** TO DO **
Could you quote, exactly as they stand, the lines running from the one with "Transcribe this chart's" to the final line of the material?

-- BEGIN --

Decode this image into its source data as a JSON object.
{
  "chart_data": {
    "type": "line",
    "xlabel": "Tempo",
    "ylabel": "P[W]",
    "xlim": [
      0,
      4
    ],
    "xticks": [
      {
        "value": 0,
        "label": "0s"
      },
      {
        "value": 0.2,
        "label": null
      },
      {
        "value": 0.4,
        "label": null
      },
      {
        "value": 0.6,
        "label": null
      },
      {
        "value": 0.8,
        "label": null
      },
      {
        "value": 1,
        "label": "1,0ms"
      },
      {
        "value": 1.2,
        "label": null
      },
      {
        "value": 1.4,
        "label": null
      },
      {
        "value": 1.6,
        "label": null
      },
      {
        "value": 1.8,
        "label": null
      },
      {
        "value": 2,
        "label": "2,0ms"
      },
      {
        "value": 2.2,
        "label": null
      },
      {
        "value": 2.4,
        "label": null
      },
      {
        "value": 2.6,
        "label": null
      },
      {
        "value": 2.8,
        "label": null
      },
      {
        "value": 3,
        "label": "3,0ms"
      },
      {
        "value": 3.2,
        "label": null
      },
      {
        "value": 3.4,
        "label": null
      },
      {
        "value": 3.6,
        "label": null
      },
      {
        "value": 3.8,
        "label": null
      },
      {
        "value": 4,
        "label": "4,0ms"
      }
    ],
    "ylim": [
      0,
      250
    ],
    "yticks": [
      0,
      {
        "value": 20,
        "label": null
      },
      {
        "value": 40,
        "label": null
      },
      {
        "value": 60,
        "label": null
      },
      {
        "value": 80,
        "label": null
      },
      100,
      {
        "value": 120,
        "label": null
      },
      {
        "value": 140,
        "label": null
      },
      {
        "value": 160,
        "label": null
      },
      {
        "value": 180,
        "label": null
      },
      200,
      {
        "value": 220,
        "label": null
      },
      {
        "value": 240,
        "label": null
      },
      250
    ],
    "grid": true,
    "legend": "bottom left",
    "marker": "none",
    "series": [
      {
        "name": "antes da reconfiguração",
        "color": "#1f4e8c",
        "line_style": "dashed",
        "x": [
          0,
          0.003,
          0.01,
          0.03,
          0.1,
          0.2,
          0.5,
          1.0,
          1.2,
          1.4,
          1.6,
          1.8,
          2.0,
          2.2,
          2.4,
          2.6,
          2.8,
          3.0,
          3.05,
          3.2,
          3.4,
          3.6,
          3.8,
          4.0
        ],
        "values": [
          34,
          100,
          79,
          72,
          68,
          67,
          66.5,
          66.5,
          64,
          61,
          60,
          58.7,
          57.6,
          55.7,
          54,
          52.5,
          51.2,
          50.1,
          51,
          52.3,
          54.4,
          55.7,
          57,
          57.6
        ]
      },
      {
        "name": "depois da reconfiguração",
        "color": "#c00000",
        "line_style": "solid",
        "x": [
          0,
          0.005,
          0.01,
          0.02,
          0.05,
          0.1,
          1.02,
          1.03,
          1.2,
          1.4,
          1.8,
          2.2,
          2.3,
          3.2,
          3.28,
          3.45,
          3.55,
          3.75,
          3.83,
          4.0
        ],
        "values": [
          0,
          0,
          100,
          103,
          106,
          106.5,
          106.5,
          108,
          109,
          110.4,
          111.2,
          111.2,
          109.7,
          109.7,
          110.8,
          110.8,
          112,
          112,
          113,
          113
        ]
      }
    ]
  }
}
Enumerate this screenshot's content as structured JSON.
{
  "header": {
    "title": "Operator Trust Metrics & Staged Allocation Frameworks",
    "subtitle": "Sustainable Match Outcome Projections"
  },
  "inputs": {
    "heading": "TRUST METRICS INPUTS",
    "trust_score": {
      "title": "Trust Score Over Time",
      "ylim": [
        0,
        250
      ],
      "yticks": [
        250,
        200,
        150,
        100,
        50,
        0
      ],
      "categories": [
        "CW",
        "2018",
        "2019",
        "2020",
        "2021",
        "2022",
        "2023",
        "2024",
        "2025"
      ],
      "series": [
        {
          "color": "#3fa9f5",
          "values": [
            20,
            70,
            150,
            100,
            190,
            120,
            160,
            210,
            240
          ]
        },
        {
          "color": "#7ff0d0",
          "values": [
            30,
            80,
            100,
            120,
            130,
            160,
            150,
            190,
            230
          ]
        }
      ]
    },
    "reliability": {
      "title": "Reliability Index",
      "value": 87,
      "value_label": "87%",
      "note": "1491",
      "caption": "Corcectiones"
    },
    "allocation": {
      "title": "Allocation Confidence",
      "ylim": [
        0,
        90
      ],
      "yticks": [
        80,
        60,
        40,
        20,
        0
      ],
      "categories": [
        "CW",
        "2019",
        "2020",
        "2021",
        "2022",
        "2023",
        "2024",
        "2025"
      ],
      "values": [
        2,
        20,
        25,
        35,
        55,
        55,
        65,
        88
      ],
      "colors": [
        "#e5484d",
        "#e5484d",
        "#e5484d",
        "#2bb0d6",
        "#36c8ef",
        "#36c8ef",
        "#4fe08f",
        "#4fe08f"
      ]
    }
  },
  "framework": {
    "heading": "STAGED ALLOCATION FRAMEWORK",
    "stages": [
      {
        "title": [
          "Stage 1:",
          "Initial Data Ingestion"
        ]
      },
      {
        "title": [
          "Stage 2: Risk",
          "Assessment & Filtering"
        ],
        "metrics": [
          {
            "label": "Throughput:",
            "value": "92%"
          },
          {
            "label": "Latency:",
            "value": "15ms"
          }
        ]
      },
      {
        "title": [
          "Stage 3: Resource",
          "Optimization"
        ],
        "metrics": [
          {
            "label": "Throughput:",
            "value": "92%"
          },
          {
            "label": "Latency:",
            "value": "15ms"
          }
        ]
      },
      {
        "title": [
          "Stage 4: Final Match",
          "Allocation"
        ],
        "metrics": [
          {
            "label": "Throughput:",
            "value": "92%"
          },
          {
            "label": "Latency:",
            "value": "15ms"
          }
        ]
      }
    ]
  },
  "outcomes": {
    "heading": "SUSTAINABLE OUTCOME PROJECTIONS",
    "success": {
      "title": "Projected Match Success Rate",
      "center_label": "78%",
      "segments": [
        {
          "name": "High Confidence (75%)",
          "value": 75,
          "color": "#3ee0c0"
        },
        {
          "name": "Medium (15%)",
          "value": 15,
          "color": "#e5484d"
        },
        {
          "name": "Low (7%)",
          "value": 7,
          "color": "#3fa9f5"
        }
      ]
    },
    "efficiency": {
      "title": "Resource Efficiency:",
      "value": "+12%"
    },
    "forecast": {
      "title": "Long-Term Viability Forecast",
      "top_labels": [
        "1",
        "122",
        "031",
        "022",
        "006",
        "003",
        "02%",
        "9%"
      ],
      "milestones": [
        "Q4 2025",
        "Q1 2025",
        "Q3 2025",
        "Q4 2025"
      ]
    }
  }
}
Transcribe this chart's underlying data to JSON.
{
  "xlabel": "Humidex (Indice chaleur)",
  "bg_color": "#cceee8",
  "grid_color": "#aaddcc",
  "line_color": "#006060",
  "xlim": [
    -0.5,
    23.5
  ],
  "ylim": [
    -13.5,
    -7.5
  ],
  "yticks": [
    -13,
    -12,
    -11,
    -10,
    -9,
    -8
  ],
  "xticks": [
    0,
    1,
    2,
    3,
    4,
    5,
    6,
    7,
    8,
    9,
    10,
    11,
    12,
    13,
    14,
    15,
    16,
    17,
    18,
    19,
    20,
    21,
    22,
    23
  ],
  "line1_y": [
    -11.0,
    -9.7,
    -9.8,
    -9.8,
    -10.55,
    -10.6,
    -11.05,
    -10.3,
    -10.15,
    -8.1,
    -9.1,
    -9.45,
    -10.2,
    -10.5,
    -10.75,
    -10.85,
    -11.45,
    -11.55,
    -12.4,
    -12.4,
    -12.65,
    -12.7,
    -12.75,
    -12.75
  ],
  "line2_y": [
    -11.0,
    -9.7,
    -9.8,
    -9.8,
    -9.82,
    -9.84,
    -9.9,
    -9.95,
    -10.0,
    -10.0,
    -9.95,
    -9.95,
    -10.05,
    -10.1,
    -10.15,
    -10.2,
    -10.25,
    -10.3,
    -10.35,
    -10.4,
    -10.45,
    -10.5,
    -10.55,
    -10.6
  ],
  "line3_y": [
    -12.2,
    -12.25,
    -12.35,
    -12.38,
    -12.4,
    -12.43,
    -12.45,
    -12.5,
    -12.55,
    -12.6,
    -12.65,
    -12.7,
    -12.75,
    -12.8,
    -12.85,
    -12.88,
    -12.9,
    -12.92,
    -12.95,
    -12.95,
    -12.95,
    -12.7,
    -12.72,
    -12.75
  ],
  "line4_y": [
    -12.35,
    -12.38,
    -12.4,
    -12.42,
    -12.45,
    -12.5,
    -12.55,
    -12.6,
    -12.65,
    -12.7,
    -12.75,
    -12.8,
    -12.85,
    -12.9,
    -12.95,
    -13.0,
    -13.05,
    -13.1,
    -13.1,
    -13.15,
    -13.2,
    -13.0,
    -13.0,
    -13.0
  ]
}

-- END --

** RESULT BELOW **
Transcribe this chart's underlying data to JSON.
{
  "xlabel": "Humidex (Indice chaleur)",
  "bg_color": "#cceee8",
  "grid_color": "#aaddcc",
  "line_color": "#006060",
  "xlim": [
    -0.5,
    23.5
  ],
  "ylim": [
    -13.5,
    -7.5
  ],
  "yticks": [
    -13,
    -12,
    -11,
    -10,
    -9,
    -8
  ],
  "xticks": [
    0,
    1,
    2,
    3,
    4,
    5,
    6,
    7,
    8,
    9,
    10,
    11,
    12,
    13,
    14,
    15,
    16,
    17,
    18,
    19,
    20,
    21,
    22,
    23
  ],
  "line1_y": [
    -11.0,
    -9.7,
    -9.8,
    -9.8,
    -10.55,
    -10.6,
    -11.05,
    -10.3,
    -10.15,
    -8.1,
    -9.1,
    -9.45,
    -10.2,
    -10.5,
    -10.75,
    -10.85,
    -11.45,
    -11.55,
    -12.4,
    -12.4,
    -12.65,
    -12.7,
    -12.75,
    -12.75
  ],
  "line2_y": [
    -11.0,
    -9.7,
    -9.8,
    -9.8,
    -9.82,
    -9.84,
    -9.9,
    -9.95,
    -10.0,
    -10.0,
    -9.95,
    -9.95,
    -10.05,
    -10.1,
    -10.15,
    -10.2,
    -10.25,
    -10.3,
    -10.35,
    -10.4,
    -10.45,
    -10.5,
    -10.55,
    -10.6
  ],
  "line3_y": [
    -12.2,
    -12.25,
    -12.35,
    -12.38,
    -12.4,
    -12.43,
    -12.45,
    -12.5,
    -12.55,
    -12.6,
    -12.65,
    -12.7,
    -12.75,
    -12.8,
    -12.85,
    -12.88,
    -12.9,
    -12.92,
    -12.95,
    -12.95,
    -12.95,
    -12.7,
    -12.72,
    -12.75
  ],
  "line4_y": [
    -12.35,
    -12.38,
    -12.4,
    -12.42,
    -12.45,
    -12.5,
    -12.55,
    -12.6,
    -12.65,
    -12.7,
    -12.75,
    -12.8,
    -12.85,
    -12.9,
    -12.95,
    -13.0,
    -13.05,
    -13.1,
    -13.1,
    -13.15,
    -13.2,
    -13.0,
    -13.0,
    -13.0
  ]
}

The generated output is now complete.